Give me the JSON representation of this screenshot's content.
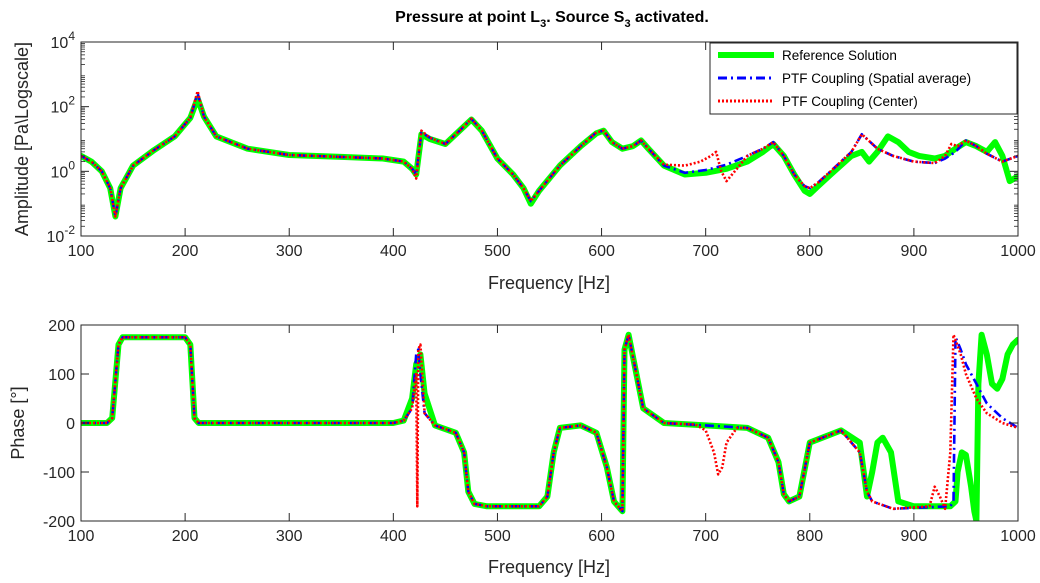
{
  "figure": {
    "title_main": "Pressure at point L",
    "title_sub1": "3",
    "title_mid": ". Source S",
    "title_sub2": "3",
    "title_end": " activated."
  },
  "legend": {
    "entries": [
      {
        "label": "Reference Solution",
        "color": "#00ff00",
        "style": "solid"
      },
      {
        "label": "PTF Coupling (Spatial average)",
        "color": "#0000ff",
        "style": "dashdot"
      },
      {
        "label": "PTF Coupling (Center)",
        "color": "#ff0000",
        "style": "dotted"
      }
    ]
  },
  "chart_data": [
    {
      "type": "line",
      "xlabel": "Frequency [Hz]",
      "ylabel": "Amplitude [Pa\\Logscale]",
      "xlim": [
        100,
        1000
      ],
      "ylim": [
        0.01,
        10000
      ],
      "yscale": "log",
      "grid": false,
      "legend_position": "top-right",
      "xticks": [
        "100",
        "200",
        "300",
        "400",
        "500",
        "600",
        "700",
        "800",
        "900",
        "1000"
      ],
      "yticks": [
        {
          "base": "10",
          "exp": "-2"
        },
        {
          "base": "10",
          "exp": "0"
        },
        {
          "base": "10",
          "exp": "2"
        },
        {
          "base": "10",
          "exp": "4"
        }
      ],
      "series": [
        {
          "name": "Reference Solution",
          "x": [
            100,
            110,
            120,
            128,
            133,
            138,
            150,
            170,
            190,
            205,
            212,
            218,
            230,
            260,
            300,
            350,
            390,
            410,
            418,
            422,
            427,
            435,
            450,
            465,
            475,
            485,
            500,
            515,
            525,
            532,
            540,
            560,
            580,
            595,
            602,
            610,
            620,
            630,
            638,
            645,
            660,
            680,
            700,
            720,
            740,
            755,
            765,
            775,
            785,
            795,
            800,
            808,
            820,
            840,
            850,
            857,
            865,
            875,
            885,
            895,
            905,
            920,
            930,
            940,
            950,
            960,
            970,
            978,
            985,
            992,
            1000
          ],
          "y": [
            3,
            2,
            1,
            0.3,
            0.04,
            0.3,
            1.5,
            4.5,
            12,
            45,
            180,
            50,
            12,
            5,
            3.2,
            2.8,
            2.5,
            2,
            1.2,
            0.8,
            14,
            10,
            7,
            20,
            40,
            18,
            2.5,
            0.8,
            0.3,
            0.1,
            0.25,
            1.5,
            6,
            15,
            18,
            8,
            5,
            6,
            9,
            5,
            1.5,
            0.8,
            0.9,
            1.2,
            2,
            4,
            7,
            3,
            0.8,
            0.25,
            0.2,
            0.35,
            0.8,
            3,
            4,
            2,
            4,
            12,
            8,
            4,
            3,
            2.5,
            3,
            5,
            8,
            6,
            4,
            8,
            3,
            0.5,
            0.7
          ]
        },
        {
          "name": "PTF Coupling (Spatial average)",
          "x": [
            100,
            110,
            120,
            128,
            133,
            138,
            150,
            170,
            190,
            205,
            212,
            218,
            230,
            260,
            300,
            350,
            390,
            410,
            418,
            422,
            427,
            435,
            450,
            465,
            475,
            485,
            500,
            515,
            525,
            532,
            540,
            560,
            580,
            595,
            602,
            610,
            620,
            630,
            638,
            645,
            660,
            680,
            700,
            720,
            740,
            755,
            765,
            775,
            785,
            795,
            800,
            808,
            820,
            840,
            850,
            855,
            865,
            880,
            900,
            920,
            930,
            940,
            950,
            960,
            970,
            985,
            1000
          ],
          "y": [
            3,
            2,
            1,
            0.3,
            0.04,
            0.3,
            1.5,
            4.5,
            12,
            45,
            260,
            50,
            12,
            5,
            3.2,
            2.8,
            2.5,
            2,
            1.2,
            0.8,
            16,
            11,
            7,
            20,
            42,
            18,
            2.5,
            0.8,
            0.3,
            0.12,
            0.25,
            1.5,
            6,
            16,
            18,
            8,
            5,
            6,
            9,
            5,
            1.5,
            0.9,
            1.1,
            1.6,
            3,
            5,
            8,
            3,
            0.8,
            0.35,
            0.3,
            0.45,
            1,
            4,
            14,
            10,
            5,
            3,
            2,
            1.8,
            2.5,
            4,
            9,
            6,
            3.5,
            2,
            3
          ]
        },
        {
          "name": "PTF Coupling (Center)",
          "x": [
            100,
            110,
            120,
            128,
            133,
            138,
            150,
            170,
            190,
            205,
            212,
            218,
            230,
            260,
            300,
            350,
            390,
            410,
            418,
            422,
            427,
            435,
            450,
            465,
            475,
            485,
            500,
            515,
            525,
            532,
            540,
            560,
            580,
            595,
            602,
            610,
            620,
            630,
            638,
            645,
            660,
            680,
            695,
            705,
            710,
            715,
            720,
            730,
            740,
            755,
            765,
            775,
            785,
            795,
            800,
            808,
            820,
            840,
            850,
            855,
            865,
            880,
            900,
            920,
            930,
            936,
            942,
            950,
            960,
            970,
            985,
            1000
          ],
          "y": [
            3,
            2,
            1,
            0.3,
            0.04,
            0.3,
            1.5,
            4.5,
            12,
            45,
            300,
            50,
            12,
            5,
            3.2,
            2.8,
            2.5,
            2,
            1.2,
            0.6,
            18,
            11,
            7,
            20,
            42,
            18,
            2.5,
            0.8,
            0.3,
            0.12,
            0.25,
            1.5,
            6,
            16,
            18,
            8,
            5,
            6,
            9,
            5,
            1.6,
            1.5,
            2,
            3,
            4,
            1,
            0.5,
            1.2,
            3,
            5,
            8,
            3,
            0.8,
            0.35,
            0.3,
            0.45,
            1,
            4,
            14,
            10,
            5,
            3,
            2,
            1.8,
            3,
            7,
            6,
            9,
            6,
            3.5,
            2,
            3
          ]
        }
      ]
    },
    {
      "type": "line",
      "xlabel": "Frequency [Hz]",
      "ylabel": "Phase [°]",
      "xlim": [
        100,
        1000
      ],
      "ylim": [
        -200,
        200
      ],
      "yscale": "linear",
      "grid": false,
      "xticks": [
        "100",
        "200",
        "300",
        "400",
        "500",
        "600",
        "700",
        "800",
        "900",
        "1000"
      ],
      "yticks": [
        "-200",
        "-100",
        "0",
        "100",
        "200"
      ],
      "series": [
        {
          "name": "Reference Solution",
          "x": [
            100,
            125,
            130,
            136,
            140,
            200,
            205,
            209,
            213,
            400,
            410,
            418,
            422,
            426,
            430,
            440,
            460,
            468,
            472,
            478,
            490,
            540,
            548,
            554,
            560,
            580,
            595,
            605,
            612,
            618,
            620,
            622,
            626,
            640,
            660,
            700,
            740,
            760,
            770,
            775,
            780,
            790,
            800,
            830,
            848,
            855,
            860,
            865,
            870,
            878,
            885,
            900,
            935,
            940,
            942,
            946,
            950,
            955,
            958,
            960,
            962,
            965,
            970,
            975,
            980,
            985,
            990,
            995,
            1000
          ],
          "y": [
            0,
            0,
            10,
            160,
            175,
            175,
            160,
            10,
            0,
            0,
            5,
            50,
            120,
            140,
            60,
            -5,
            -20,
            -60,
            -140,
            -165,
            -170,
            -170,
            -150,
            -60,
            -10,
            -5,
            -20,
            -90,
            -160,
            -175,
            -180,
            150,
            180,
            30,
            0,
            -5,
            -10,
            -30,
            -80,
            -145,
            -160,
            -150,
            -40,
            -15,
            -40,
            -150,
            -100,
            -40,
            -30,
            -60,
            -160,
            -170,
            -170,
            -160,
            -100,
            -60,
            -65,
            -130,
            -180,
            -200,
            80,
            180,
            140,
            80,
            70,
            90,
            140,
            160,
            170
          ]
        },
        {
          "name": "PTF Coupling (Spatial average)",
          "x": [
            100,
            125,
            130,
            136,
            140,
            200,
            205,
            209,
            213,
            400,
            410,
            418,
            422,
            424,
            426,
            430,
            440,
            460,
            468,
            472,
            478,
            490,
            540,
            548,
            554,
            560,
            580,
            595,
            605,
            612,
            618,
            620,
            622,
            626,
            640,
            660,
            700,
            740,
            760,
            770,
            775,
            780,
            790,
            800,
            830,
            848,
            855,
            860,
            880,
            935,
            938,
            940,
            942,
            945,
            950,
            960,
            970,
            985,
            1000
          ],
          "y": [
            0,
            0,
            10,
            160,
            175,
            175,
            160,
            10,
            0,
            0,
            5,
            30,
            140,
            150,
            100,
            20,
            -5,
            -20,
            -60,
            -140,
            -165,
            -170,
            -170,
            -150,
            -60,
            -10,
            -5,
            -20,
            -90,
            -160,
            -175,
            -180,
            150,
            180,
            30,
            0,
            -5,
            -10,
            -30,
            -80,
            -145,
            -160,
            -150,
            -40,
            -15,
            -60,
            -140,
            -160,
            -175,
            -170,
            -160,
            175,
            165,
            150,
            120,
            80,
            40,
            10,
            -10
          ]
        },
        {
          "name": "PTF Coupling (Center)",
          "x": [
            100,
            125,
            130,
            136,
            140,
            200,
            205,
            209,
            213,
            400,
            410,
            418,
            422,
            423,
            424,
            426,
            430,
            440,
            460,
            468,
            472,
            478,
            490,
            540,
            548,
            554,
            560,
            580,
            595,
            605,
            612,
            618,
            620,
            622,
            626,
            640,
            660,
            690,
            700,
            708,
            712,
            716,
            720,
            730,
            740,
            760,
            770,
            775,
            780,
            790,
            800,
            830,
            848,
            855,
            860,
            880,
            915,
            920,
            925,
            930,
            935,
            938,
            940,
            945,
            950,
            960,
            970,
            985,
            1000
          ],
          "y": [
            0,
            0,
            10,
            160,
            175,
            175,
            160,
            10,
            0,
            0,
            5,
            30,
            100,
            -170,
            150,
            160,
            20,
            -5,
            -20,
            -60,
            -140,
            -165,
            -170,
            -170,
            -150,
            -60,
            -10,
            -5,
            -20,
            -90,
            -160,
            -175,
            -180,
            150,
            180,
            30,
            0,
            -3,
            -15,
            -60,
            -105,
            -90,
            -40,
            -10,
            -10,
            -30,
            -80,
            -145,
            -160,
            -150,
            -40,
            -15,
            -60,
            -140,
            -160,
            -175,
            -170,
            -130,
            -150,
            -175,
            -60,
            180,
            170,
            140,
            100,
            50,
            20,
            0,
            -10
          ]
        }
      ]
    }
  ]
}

Problem description:
Of the lines in the listing above, how many hold the string "style"? Reply with the number only.

Full output:
3